▶ **STATED EXERCISE**
Search the data for the string "this" and extract every line where it appears.

Extracted records:
--- Start ---
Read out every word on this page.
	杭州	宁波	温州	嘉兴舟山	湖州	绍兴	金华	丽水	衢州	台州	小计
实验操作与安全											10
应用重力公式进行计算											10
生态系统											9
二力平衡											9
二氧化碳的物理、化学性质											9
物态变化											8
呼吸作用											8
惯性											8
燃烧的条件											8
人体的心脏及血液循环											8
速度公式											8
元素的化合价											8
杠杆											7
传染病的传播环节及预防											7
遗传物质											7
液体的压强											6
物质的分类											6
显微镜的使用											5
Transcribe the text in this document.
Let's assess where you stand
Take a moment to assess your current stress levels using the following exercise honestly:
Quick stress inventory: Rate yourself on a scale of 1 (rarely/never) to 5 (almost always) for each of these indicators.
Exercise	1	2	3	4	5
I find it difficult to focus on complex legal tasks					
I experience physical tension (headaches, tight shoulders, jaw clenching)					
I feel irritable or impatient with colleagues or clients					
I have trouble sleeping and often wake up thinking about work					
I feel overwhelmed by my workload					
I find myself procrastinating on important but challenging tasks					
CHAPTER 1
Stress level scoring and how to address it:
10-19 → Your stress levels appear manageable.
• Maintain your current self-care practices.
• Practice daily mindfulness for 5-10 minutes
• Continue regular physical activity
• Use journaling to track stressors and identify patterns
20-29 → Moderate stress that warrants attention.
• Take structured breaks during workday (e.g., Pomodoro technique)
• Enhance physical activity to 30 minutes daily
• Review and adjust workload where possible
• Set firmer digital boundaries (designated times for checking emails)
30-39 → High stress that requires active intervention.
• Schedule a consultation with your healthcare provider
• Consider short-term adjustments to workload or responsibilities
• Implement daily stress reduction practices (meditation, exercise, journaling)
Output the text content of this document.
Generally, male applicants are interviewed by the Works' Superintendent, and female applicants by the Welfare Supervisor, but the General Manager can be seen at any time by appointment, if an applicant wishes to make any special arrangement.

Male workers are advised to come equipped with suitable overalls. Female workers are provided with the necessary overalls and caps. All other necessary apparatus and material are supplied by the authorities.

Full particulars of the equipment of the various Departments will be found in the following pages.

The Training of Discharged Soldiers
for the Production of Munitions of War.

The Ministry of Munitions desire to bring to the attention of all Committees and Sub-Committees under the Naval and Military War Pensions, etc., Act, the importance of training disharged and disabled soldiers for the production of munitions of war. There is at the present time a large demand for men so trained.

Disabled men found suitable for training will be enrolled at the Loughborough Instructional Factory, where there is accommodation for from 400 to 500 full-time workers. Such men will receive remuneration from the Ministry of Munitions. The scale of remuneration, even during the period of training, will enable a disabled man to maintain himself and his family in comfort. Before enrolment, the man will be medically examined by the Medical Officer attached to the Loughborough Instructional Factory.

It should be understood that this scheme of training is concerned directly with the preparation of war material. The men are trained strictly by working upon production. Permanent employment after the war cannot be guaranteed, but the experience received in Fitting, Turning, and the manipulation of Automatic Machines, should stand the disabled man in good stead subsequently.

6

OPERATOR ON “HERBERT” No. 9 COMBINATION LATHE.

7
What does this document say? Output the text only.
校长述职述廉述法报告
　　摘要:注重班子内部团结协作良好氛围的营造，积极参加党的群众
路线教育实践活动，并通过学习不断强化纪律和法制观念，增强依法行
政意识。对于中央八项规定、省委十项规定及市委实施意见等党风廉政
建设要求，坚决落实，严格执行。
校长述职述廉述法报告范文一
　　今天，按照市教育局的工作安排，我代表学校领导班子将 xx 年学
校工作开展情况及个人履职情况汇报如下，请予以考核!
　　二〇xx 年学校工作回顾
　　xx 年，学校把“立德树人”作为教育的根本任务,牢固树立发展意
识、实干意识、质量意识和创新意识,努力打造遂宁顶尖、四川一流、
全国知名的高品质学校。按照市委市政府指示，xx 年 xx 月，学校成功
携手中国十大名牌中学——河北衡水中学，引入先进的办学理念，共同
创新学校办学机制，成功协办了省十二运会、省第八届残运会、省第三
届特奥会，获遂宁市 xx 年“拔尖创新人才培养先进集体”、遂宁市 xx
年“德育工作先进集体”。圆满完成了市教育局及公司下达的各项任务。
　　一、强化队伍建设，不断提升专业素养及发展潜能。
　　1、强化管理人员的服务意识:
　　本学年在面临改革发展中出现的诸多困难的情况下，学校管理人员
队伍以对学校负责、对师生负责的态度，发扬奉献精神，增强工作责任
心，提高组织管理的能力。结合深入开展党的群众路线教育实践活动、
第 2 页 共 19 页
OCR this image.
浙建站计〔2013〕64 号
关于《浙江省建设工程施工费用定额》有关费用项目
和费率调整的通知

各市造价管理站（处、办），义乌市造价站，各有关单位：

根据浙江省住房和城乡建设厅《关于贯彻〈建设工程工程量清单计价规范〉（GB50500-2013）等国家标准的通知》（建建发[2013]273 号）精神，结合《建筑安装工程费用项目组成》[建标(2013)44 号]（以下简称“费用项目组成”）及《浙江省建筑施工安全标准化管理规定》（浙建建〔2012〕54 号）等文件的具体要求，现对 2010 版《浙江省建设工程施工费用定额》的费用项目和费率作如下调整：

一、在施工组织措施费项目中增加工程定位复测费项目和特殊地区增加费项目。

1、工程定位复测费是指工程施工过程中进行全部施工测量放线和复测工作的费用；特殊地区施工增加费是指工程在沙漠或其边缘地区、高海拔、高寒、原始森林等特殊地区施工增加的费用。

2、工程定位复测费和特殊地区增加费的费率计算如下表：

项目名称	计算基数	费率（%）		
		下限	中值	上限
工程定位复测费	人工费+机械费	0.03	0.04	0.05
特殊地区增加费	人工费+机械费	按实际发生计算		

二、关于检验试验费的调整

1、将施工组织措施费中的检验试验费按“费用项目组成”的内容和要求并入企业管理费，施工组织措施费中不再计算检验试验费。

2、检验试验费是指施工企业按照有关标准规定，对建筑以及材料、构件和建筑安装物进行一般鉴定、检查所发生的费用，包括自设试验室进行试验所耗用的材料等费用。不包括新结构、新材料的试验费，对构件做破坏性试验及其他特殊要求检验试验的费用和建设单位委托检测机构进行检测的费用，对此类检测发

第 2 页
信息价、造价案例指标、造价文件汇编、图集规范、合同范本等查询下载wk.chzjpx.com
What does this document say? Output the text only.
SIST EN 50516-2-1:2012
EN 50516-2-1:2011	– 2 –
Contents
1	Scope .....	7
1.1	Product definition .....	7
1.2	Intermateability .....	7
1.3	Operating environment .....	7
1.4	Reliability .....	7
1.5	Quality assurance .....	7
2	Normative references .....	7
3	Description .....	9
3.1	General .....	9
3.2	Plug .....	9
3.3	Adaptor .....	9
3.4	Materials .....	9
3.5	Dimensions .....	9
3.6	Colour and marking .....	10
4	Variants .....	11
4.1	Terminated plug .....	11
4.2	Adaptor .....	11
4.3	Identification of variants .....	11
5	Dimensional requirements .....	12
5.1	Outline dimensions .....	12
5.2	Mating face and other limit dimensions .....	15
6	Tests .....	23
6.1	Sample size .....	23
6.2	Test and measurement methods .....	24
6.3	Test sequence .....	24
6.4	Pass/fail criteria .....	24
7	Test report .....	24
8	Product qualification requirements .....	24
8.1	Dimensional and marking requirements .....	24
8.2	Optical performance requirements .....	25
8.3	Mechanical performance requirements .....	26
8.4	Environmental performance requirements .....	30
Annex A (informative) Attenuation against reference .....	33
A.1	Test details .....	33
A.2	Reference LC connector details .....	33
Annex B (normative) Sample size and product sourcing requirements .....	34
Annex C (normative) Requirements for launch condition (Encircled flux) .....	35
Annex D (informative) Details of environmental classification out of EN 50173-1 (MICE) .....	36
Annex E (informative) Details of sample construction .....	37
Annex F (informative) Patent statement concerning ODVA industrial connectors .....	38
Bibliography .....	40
--- End ---
▶ **COMPLETE OUTPUT**
Read out every word on this page.
Transcribe the text in this document.
Output the text content of this document.
It should be understood that this scheme of training is concerned directly with the preparation of war material. The men are trained strictly by working upon production. Permanent employment after the war cannot be guaranteed, but the experience received in Fitting, Turning, and the manipulation of Automatic Machines, should stand the disabled man in good stead subsequently.
What does this document say? Output the text only.
OCR this image.
What does this document say? Output the text only.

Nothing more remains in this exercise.